> **AIM OF THE TASK**:
Output the material below in its entirety, exactly as given.

** Start of GIVEN RECORDS **

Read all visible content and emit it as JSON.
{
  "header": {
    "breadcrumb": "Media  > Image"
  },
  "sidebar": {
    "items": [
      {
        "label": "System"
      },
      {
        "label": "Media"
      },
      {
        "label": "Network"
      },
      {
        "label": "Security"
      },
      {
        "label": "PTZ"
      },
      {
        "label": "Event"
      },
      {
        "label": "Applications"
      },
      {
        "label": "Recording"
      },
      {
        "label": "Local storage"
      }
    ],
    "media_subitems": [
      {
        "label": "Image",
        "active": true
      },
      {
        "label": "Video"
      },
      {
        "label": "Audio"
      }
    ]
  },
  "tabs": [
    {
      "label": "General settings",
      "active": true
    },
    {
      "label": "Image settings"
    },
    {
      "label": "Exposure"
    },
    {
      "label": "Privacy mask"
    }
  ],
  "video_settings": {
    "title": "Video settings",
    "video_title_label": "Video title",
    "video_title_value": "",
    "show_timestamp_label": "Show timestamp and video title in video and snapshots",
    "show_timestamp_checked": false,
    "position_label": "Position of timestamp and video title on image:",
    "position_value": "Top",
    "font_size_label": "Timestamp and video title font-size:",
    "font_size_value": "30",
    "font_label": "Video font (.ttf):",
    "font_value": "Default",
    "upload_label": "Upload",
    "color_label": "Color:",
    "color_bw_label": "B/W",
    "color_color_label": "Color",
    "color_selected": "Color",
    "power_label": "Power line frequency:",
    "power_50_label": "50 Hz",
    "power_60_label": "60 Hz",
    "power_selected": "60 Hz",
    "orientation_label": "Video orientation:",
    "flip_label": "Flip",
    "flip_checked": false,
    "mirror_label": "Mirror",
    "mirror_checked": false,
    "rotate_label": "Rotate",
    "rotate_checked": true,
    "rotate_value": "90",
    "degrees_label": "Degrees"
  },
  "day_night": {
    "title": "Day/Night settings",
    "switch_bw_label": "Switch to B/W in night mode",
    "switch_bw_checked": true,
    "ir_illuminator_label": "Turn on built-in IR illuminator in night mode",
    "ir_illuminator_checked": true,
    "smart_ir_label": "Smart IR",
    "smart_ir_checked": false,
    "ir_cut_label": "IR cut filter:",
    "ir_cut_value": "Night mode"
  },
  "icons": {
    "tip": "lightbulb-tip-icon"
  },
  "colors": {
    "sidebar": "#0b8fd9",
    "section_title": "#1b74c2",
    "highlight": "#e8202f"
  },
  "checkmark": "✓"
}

** End of GIVEN RECORDS **

> **SOLUTION BELOW**:
Read all visible content and emit it as JSON.
{
  "header": {
    "breadcrumb": "Media  > Image"
  },
  "sidebar": {
    "items": [
      {
        "label": "System"
      },
      {
        "label": "Media"
      },
      {
        "label": "Network"
      },
      {
        "label": "Security"
      },
      {
        "label": "PTZ"
      },
      {
        "label": "Event"
      },
      {
        "label": "Applications"
      },
      {
        "label": "Recording"
      },
      {
        "label": "Local storage"
      }
    ],
    "media_subitems": [
      {
        "label": "Image",
        "active": true
      },
      {
        "label": "Video"
      },
      {
        "label": "Audio"
      }
    ]
  },
  "tabs": [
    {
      "label": "General settings",
      "active": true
    },
    {
      "label": "Image settings"
    },
    {
      "label": "Exposure"
    },
    {
      "label": "Privacy mask"
    }
  ],
  "video_settings": {
    "title": "Video settings",
    "video_title_label": "Video title",
    "video_title_value": "",
    "show_timestamp_label": "Show timestamp and video title in video and snapshots",
    "show_timestamp_checked": false,
    "position_label": "Position of timestamp and video title on image:",
    "position_value": "Top",
    "font_size_label": "Timestamp and video title font-size:",
    "font_size_value": "30",
    "font_label": "Video font (.ttf):",
    "font_value": "Default",
    "upload_label": "Upload",
    "color_label": "Color:",
    "color_bw_label": "B/W",
    "color_color_label": "Color",
    "color_selected": "Color",
    "power_label": "Power line frequency:",
    "power_50_label": "50 Hz",
    "power_60_label": "60 Hz",
    "power_selected": "60 Hz",
    "orientation_label": "Video orientation:",
    "flip_label": "Flip",
    "flip_checked": false,
    "mirror_label": "Mirror",
    "mirror_checked": false,
    "rotate_label": "Rotate",
    "rotate_checked": true,
    "rotate_value": "90",
    "degrees_label": "Degrees"
  },
  "day_night": {
    "title": "Day/Night settings",
    "switch_bw_label": "Switch to B/W in night mode",
    "switch_bw_checked": true,
    "ir_illuminator_label": "Turn on built-in IR illuminator in night mode",
    "ir_illuminator_checked": true,
    "smart_ir_label": "Smart IR",
    "smart_ir_checked": false,
    "ir_cut_label": "IR cut filter:",
    "ir_cut_value": "Night mode"
  },
  "icons": {
    "tip": "lightbulb-tip-icon"
  },
  "colors": {
    "sidebar": "#0b8fd9",
    "section_title": "#1b74c2",
    "highlight": "#e8202f"
  },
  "checkmark": "✓"
}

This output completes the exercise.